▸ **Exercise aim**
Tally up the lines below that include the word "Fonction". Answer with the number alone.

▸ **Records supplied**

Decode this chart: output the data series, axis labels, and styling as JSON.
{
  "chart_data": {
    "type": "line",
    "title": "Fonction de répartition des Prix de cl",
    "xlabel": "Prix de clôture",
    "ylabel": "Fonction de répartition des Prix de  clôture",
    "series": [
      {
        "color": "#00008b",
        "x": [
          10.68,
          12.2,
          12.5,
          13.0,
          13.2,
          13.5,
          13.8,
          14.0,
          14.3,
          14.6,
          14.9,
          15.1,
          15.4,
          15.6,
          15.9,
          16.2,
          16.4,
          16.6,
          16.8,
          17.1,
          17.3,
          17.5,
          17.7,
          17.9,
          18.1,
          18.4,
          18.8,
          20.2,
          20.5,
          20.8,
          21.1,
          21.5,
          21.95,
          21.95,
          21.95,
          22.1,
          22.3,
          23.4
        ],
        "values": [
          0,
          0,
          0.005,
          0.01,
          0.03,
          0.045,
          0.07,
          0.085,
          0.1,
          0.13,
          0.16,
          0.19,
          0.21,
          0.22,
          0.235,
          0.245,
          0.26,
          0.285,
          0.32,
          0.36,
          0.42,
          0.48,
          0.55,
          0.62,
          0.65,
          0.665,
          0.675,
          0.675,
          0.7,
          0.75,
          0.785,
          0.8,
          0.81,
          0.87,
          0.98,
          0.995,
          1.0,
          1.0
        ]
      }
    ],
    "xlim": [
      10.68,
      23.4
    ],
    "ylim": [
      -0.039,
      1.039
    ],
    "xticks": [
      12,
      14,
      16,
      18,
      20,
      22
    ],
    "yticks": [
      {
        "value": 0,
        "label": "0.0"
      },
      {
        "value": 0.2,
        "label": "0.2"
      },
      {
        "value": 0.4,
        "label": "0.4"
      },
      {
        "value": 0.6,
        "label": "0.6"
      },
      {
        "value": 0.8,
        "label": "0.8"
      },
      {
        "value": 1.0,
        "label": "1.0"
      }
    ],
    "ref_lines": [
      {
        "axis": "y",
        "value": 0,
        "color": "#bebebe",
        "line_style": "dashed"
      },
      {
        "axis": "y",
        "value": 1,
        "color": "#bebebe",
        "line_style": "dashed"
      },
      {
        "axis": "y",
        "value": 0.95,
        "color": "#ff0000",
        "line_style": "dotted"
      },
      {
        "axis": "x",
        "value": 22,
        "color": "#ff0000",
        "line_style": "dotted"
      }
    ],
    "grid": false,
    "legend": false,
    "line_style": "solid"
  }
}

▸ **Answer to the exercise**
2